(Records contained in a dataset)

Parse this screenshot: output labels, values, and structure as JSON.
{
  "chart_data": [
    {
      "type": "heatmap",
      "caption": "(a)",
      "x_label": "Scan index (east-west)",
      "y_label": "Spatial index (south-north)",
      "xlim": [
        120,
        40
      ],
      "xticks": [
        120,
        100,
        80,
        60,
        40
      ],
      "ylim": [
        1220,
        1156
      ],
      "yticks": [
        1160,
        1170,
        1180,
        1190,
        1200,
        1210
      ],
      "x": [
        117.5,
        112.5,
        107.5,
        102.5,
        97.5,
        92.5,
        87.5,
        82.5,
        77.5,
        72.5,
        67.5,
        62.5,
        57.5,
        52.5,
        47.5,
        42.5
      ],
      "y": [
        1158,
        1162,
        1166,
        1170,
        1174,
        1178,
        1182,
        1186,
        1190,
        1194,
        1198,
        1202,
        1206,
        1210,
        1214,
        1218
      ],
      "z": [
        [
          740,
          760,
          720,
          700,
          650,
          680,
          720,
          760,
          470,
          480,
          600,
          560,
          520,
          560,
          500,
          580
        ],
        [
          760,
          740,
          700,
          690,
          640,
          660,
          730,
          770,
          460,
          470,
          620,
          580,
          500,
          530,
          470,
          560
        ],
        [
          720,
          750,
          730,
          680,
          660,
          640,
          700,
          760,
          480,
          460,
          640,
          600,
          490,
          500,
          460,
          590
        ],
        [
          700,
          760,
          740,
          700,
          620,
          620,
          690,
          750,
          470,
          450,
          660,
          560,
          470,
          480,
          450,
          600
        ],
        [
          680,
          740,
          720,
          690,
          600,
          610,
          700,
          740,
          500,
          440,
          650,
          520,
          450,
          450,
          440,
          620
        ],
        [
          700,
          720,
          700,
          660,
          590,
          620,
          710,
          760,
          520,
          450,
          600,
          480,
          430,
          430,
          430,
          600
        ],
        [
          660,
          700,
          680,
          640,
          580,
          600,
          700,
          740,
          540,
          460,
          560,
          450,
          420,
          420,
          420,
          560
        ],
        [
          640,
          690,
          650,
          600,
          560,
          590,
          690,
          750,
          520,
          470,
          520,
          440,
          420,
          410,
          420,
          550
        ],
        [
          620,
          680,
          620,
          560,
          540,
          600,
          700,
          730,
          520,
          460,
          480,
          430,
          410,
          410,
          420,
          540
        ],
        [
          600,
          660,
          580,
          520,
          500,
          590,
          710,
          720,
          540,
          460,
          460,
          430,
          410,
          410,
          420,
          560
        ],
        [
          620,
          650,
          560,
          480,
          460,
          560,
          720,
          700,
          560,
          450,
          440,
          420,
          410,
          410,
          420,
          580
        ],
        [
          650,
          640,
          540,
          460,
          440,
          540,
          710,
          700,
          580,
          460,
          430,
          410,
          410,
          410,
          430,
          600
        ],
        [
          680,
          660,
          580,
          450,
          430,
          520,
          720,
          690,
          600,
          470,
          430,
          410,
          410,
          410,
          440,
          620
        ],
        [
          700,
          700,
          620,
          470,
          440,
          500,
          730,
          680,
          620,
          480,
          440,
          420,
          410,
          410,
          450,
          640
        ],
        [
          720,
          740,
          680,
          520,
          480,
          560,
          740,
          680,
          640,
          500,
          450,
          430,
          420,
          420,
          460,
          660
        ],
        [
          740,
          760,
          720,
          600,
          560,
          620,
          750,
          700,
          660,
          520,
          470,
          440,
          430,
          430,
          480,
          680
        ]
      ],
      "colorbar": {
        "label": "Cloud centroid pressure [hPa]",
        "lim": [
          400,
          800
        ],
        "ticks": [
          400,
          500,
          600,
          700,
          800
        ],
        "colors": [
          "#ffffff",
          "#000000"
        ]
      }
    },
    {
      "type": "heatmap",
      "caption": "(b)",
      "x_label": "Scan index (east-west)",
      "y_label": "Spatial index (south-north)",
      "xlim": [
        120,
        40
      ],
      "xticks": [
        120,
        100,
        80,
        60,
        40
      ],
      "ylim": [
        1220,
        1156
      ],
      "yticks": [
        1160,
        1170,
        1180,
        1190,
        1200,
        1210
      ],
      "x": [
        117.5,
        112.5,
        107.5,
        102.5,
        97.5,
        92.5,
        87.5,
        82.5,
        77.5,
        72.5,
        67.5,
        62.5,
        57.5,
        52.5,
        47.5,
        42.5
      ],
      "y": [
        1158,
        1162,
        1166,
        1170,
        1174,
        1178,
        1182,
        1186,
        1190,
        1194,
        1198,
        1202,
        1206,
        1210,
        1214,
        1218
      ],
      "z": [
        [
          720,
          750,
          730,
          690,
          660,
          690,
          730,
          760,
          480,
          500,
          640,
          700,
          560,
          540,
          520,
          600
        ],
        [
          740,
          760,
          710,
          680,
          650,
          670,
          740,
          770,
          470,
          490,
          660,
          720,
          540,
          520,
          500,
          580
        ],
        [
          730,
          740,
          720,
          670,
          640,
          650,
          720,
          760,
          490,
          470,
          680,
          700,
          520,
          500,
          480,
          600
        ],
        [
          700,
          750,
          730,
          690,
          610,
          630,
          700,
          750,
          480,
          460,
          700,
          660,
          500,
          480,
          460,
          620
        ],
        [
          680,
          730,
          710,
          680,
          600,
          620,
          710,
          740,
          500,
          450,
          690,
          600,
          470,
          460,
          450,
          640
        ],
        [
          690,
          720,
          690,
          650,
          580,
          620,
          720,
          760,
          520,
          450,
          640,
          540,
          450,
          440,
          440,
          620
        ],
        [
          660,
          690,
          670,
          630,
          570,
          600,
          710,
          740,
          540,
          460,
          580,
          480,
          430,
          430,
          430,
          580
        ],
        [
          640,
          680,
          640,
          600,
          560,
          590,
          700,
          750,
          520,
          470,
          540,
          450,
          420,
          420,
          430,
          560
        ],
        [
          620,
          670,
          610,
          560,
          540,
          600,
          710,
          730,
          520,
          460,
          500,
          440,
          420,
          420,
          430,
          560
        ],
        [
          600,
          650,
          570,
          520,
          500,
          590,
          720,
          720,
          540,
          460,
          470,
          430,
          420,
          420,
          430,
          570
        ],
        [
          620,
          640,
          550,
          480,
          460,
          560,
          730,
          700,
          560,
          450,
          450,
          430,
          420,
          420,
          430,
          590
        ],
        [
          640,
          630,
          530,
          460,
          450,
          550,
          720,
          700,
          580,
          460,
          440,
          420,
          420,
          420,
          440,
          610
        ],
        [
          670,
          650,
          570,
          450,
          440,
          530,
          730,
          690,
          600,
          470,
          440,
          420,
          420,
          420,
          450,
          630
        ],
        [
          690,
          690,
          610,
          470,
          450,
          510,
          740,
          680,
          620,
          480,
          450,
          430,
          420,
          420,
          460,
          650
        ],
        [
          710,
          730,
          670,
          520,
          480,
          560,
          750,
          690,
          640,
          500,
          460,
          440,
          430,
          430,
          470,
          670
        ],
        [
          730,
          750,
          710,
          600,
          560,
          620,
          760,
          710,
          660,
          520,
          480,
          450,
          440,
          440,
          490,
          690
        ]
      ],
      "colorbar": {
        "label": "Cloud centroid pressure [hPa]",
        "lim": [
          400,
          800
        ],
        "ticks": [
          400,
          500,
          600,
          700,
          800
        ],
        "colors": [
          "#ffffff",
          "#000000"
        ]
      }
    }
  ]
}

■ **Directions**: Your task is to retype all of the records exactly.

■ **Correct result**:
Parse this screenshot: output labels, values, and structure as JSON.
{
  "chart_data": [
    {
      "type": "heatmap",
      "caption": "(a)",
      "x_label": "Scan index (east-west)",
      "y_label": "Spatial index (south-north)",
      "xlim": [
        120,
        40
      ],
      "xticks": [
        120,
        100,
        80,
        60,
        40
      ],
      "ylim": [
        1220,
        1156
      ],
      "yticks": [
        1160,
        1170,
        1180,
        1190,
        1200,
        1210
      ],
      "x": [
        117.5,
        112.5,
        107.5,
        102.5,
        97.5,
        92.5,
        87.5,
        82.5,
        77.5,
        72.5,
        67.5,
        62.5,
        57.5,
        52.5,
        47.5,
        42.5
      ],
      "y": [
        1158,
        1162,
        1166,
        1170,
        1174,
        1178,
        1182,
        1186,
        1190,
        1194,
        1198,
        1202,
        1206,
        1210,
        1214,
        1218
      ],
      "z": [
        [
          740,
          760,
          720,
          700,
          650,
          680,
          720,
          760,
          470,
          480,
          600,
          560,
          520,
          560,
          500,
          580
        ],
        [
          760,
          740,
          700,
          690,
          640,
          660,
          730,
          770,
          460,
          470,
          620,
          580,
          500,
          530,
          470,
          560
        ],
        [
          720,
          750,
          730,
          680,
          660,
          640,
          700,
          760,
          480,
          460,
          640,
          600,
          490,
          500,
          460,
          590
        ],
        [
          700,
          760,
          740,
          700,
          620,
          620,
          690,
          750,
          470,
          450,
          660,
          560,
          470,
          480,
          450,
          600
        ],
        [
          680,
          740,
          720,
          690,
          600,
          610,
          700,
          740,
          500,
          440,
          650,
          520,
          450,
          450,
          440,
          620
        ],
        [
          700,
          720,
          700,
          660,
          590,
          620,
          710,
          760,
          520,
          450,
          600,
          480,
          430,
          430,
          430,
          600
        ],
        [
          660,
          700,
          680,
          640,
          580,
          600,
          700,
          740,
          540,
          460,
          560,
          450,
          420,
          420,
          420,
          560
        ],
        [
          640,
          690,
          650,
          600,
          560,
          590,
          690,
          750,
          520,
          470,
          520,
          440,
          420,
          410,
          420,
          550
        ],
        [
          620,
          680,
          620,
          560,
          540,
          600,
          700,
          730,
          520,
          460,
          480,
          430,
          410,
          410,
          420,
          540
        ],
        [
          600,
          660,
          580,
          520,
          500,
          590,
          710,
          720,
          540,
          460,
          460,
          430,
          410,
          410,
          420,
          560
        ],
        [
          620,
          650,
          560,
          480,
          460,
          560,
          720,
          700,
          560,
          450,
          440,
          420,
          410,
          410,
          420,
          580
        ],
        [
          650,
          640,
          540,
          460,
          440,
          540,
          710,
          700,
          580,
          460,
          430,
          410,
          410,
          410,
          430,
          600
        ],
        [
          680,
          660,
          580,
          450,
          430,
          520,
          720,
          690,
          600,
          470,
          430,
          410,
          410,
          410,
          440,
          620
        ],
        [
          700,
          700,
          620,
          470,
          440,
          500,
          730,
          680,
          620,
          480,
          440,
          420,
          410,
          410,
          450,
          640
        ],
        [
          720,
          740,
          680,
          520,
          480,
          560,
          740,
          680,
          640,
          500,
          450,
          430,
          420,
          420,
          460,
          660
        ],
        [
          740,
          760,
          720,
          600,
          560,
          620,
          750,
          700,
          660,
          520,
          470,
          440,
          430,
          430,
          480,
          680
        ]
      ],
      "colorbar": {
        "label": "Cloud centroid pressure [hPa]",
        "lim": [
          400,
          800
        ],
        "ticks": [
          400,
          500,
          600,
          700,
          800
        ],
        "colors": [
          "#ffffff",
          "#000000"
        ]
      }
    },
    {
      "type": "heatmap",
      "caption": "(b)",
      "x_label": "Scan index (east-west)",
      "y_label": "Spatial index (south-north)",
      "xlim": [
        120,
        40
      ],
      "xticks": [
        120,
        100,
        80,
        60,
        40
      ],
      "ylim": [
        1220,
        1156
      ],
      "yticks": [
        1160,
        1170,
        1180,
        1190,
        1200,
        1210
      ],
      "x": [
        117.5,
        112.5,
        107.5,
        102.5,
        97.5,
        92.5,
        87.5,
        82.5,
        77.5,
        72.5,
        67.5,
        62.5,
        57.5,
        52.5,
        47.5,
        42.5
      ],
      "y": [
        1158,
        1162,
        1166,
        1170,
        1174,
        1178,
        1182,
        1186,
        1190,
        1194,
        1198,
        1202,
        1206,
        1210,
        1214,
        1218
      ],
      "z": [
        [
          720,
          750,
          730,
          690,
          660,
          690,
          730,
          760,
          480,
          500,
          640,
          700,
          560,
          540,
          520,
          600
        ],
        [
          740,
          760,
          710,
          680,
          650,
          670,
          740,
          770,
          470,
          490,
          660,
          720,
          540,
          520,
          500,
          580
        ],
        [
          730,
          740,
          720,
          670,
          640,
          650,
          720,
          760,
          490,
          470,
          680,
          700,
          520,
          500,
          480,
          600
        ],
        [
          700,
          750,
          730,
          690,
          610,
          630,
          700,
          750,
          480,
          460,
          700,
          660,
          500,
          480,
          460,
          620
        ],
        [
          680,
          730,
          710,
          680,
          600,
          620,
          710,
          740,
          500,
          450,
          690,
          600,
          470,
          460,
          450,
          640
        ],
        [
          690,
          720,
          690,
          650,
          580,
          620,
          720,
          760,
          520,
          450,
          640,
          540,
          450,
          440,
          440,
          620
        ],
        [
          660,
          690,
          670,
          630,
          570,
          600,
          710,
          740,
          540,
          460,
          580,
          480,
          430,
          430,
          430,
          580
        ],
        [
          640,
          680,
          640,
          600,
          560,
          590,
          700,
          750,
          520,
          470,
          540,
          450,
          420,
          420,
          430,
          560
        ],
        [
          620,
          670,
          610,
          560,
          540,
          600,
          710,
          730,
          520,
          460,
          500,
          440,
          420,
          420,
          430,
          560
        ],
        [
          600,
          650,
          570,
          520,
          500,
          590,
          720,
          720,
          540,
          460,
          470,
          430,
          420,
          420,
          430,
          570
        ],
        [
          620,
          640,
          550,
          480,
          460,
          560,
          730,
          700,
          560,
          450,
          450,
          430,
          420,
          420,
          430,
          590
        ],
        [
          640,
          630,
          530,
          460,
          450,
          550,
          720,
          700,
          580,
          460,
          440,
          420,
          420,
          420,
          440,
          610
        ],
        [
          670,
          650,
          570,
          450,
          440,
          530,
          730,
          690,
          600,
          470,
          440,
          420,
          420,
          420,
          450,
          630
        ],
        [
          690,
          690,
          610,
          470,
          450,
          510,
          740,
          680,
          620,
          480,
          450,
          430,
          420,
          420,
          460,
          650
        ],
        [
          710,
          730,
          670,
          520,
          480,
          560,
          750,
          690,
          640,
          500,
          460,
          440,
          430,
          430,
          470,
          670
        ],
        [
          730,
          750,
          710,
          600,
          560,
          620,
          760,
          710,
          660,
          520,
          480,
          450,
          440,
          440,
          490,
          690
        ]
      ],
      "colorbar": {
        "label": "Cloud centroid pressure [hPa]",
        "lim": [
          400,
          800
        ],
        "ticks": [
          400,
          500,
          600,
          700,
          800
        ],
        "colors": [
          "#ffffff",
          "#000000"
        ]
      }
    }
  ]
}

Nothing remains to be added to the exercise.